**Written exercise**
Copy every record below exactly.
'''
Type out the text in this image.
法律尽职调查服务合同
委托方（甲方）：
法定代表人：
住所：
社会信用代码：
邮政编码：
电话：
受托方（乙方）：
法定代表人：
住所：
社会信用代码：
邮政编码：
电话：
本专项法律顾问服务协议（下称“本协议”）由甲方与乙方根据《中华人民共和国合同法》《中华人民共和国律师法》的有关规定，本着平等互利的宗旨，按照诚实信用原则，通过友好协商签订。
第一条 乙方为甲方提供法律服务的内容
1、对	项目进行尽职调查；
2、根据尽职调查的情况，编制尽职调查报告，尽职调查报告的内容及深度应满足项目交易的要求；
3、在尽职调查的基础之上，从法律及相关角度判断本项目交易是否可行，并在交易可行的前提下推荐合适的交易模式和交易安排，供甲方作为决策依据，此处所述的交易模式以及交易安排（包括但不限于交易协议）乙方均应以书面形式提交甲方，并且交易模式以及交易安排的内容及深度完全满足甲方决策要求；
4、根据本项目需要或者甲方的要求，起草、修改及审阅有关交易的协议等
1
'''
**Response to this task**
Type out the text in this image.
法律尽职调查服务合同
委托方（甲方）：
法定代表人：
住所：
社会信用代码：
邮政编码：
电话：
受托方（乙方）：
法定代表人：
住所：
社会信用代码：
邮政编码：
电话：
本专项法律顾问服务协议（下称“本协议”）由甲方与乙方根据《中华人民共和国合同法》《中华人民共和国律师法》的有关规定，本着平等互利的宗旨，按照诚实信用原则，通过友好协商签订。
第一条 乙方为甲方提供法律服务的内容
1、对	项目进行尽职调查；
2、根据尽职调查的情况，编制尽职调查报告，尽职调查报告的内容及深度应满足项目交易的要求；
3、在尽职调查的基础之上，从法律及相关角度判断本项目交易是否可行，并在交易可行的前提下推荐合适的交易模式和交易安排，供甲方作为决策依据，此处所述的交易模式以及交易安排（包括但不限于交易协议）乙方均应以书面形式提交甲方，并且交易模式以及交易安排的内容及深度完全满足甲方决策要求；
4、根据本项目需要或者甲方的要求，起草、修改及审阅有关交易的协议等
1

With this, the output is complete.